▶ What the exercise asks:
Extract the complete listing and output it unchanged.

▶ Dataset extract:
++++++++++++++++++++

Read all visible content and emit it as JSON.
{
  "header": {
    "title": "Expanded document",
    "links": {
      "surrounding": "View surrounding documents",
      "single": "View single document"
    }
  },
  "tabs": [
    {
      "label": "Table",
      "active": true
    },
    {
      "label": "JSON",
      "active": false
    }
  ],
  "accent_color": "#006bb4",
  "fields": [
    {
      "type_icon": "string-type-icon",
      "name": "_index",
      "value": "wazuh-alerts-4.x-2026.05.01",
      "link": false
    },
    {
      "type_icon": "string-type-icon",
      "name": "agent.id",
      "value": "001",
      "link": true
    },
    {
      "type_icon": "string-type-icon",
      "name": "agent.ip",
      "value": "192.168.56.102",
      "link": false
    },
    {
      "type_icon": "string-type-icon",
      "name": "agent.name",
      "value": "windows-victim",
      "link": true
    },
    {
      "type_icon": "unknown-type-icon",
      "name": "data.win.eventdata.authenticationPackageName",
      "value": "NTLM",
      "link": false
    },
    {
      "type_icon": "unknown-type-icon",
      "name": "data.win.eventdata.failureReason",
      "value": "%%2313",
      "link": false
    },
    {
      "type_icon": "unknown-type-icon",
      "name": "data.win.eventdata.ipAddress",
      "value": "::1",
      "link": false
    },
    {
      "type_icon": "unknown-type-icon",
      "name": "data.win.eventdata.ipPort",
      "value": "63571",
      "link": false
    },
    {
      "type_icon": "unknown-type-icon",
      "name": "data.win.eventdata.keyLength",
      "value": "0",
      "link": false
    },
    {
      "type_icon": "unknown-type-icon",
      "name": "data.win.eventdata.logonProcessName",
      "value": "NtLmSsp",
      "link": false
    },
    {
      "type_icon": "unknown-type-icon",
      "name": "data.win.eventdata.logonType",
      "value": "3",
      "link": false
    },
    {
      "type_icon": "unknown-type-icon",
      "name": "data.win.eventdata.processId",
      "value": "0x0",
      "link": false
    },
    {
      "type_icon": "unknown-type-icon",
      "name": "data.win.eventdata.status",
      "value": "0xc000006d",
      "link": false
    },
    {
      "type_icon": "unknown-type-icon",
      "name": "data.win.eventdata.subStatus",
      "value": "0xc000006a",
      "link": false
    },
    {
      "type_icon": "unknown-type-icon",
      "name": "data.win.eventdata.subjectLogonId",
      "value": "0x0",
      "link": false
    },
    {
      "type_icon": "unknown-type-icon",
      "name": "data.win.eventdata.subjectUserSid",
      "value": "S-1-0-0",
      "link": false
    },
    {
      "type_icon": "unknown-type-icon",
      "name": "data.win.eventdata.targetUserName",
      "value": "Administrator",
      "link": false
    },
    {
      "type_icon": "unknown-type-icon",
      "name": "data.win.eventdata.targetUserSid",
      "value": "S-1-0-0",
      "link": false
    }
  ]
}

++++++++++++++++++++

▶ Solution for this task:
Read all visible content and emit it as JSON.
{
  "header": {
    "title": "Expanded document",
    "links": {
      "surrounding": "View surrounding documents",
      "single": "View single document"
    }
  },
  "tabs": [
    {
      "label": "Table",
      "active": true
    },
    {
      "label": "JSON",
      "active": false
    }
  ],
  "accent_color": "#006bb4",
  "fields": [
    {
      "type_icon": "string-type-icon",
      "name": "_index",
      "value": "wazuh-alerts-4.x-2026.05.01",
      "link": false
    },
    {
      "type_icon": "string-type-icon",
      "name": "agent.id",
      "value": "001",
      "link": true
    },
    {
      "type_icon": "string-type-icon",
      "name": "agent.ip",
      "value": "192.168.56.102",
      "link": false
    },
    {
      "type_icon": "string-type-icon",
      "name": "agent.name",
      "value": "windows-victim",
      "link": true
    },
    {
      "type_icon": "unknown-type-icon",
      "name": "data.win.eventdata.authenticationPackageName",
      "value": "NTLM",
      "link": false
    },
    {
      "type_icon": "unknown-type-icon",
      "name": "data.win.eventdata.failureReason",
      "value": "%%2313",
      "link": false
    },
    {
      "type_icon": "unknown-type-icon",
      "name": "data.win.eventdata.ipAddress",
      "value": "::1",
      "link": false
    },
    {
      "type_icon": "unknown-type-icon",
      "name": "data.win.eventdata.ipPort",
      "value": "63571",
      "link": false
    },
    {
      "type_icon": "unknown-type-icon",
      "name": "data.win.eventdata.keyLength",
      "value": "0",
      "link": false
    },
    {
      "type_icon": "unknown-type-icon",
      "name": "data.win.eventdata.logonProcessName",
      "value": "NtLmSsp",
      "link": false
    },
    {
      "type_icon": "unknown-type-icon",
      "name": "data.win.eventdata.logonType",
      "value": "3",
      "link": false
    },
    {
      "type_icon": "unknown-type-icon",
      "name": "data.win.eventdata.processId",
      "value": "0x0",
      "link": false
    },
    {
      "type_icon": "unknown-type-icon",
      "name": "data.win.eventdata.status",
      "value": "0xc000006d",
      "link": false
    },
    {
      "type_icon": "unknown-type-icon",
      "name": "data.win.eventdata.subStatus",
      "value": "0xc000006a",
      "link": false
    },
    {
      "type_icon": "unknown-type-icon",
      "name": "data.win.eventdata.subjectLogonId",
      "value": "0x0",
      "link": false
    },
    {
      "type_icon": "unknown-type-icon",
      "name": "data.win.eventdata.subjectUserSid",
      "value": "S-1-0-0",
      "link": false
    },
    {
      "type_icon": "unknown-type-icon",
      "name": "data.win.eventdata.targetUserName",
      "value": "Administrator",
      "link": false
    },
    {
      "type_icon": "unknown-type-icon",
      "name": "data.win.eventdata.targetUserSid",
      "value": "S-1-0-0",
      "link": false
    }
  ]
}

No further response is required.